--- Short task ---
Send back the entries below exactly as they appear.

───── Records to use ─────

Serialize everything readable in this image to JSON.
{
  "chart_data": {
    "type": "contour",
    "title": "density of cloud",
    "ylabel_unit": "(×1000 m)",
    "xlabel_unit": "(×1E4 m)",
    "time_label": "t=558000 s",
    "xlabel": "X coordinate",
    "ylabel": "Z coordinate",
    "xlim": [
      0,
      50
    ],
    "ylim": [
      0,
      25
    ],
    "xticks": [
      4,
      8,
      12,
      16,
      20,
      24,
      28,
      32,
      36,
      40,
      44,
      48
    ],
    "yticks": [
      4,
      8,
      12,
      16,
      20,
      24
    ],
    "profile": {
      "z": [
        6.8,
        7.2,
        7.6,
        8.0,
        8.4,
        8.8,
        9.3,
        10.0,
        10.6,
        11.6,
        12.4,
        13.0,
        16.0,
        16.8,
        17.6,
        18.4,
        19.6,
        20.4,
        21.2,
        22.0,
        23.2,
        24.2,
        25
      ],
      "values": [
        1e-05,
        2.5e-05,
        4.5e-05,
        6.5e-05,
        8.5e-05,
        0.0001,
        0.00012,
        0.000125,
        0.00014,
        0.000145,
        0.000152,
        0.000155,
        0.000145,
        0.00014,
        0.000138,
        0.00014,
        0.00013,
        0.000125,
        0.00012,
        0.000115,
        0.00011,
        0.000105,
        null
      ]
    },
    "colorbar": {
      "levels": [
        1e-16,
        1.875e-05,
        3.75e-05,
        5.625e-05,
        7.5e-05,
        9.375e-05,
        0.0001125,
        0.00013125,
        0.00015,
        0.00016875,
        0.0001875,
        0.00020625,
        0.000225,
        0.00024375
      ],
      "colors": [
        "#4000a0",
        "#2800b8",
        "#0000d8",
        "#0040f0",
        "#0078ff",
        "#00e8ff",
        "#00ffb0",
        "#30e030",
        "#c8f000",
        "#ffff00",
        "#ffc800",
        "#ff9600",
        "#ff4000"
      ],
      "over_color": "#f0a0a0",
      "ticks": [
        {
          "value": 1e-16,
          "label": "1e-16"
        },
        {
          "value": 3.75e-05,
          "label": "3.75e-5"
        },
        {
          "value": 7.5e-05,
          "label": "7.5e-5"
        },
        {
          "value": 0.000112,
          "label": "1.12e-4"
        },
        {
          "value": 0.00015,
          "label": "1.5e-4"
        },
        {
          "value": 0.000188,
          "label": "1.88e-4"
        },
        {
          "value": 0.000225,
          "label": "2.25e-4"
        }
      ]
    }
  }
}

─────

--- Solution below ---
Serialize everything readable in this image to JSON.
{
  "chart_data": {
    "type": "contour",
    "title": "density of cloud",
    "ylabel_unit": "(×1000 m)",
    "xlabel_unit": "(×1E4 m)",
    "time_label": "t=558000 s",
    "xlabel": "X coordinate",
    "ylabel": "Z coordinate",
    "xlim": [
      0,
      50
    ],
    "ylim": [
      0,
      25
    ],
    "xticks": [
      4,
      8,
      12,
      16,
      20,
      24,
      28,
      32,
      36,
      40,
      44,
      48
    ],
    "yticks": [
      4,
      8,
      12,
      16,
      20,
      24
    ],
    "profile": {
      "z": [
        6.8,
        7.2,
        7.6,
        8.0,
        8.4,
        8.8,
        9.3,
        10.0,
        10.6,
        11.6,
        12.4,
        13.0,
        16.0,
        16.8,
        17.6,
        18.4,
        19.6,
        20.4,
        21.2,
        22.0,
        23.2,
        24.2,
        25
      ],
      "values": [
        1e-05,
        2.5e-05,
        4.5e-05,
        6.5e-05,
        8.5e-05,
        0.0001,
        0.00012,
        0.000125,
        0.00014,
        0.000145,
        0.000152,
        0.000155,
        0.000145,
        0.00014,
        0.000138,
        0.00014,
        0.00013,
        0.000125,
        0.00012,
        0.000115,
        0.00011,
        0.000105,
        null
      ]
    },
    "colorbar": {
      "levels": [
        1e-16,
        1.875e-05,
        3.75e-05,
        5.625e-05,
        7.5e-05,
        9.375e-05,
        0.0001125,
        0.00013125,
        0.00015,
        0.00016875,
        0.0001875,
        0.00020625,
        0.000225,
        0.00024375
      ],
      "colors": [
        "#4000a0",
        "#2800b8",
        "#0000d8",
        "#0040f0",
        "#0078ff",
        "#00e8ff",
        "#00ffb0",
        "#30e030",
        "#c8f000",
        "#ffff00",
        "#ffc800",
        "#ff9600",
        "#ff4000"
      ],
      "over_color": "#f0a0a0",
      "ticks": [
        {
          "value": 1e-16,
          "label": "1e-16"
        },
        {
          "value": 3.75e-05,
          "label": "3.75e-5"
        },
        {
          "value": 7.5e-05,
          "label": "7.5e-5"
        },
        {
          "value": 0.000112,
          "label": "1.12e-4"
        },
        {
          "value": 0.00015,
          "label": "1.5e-4"
        },
        {
          "value": 0.000188,
          "label": "1.88e-4"
        },
        {
          "value": 0.000225,
          "label": "2.25e-4"
        }
      ]
    }
  }
}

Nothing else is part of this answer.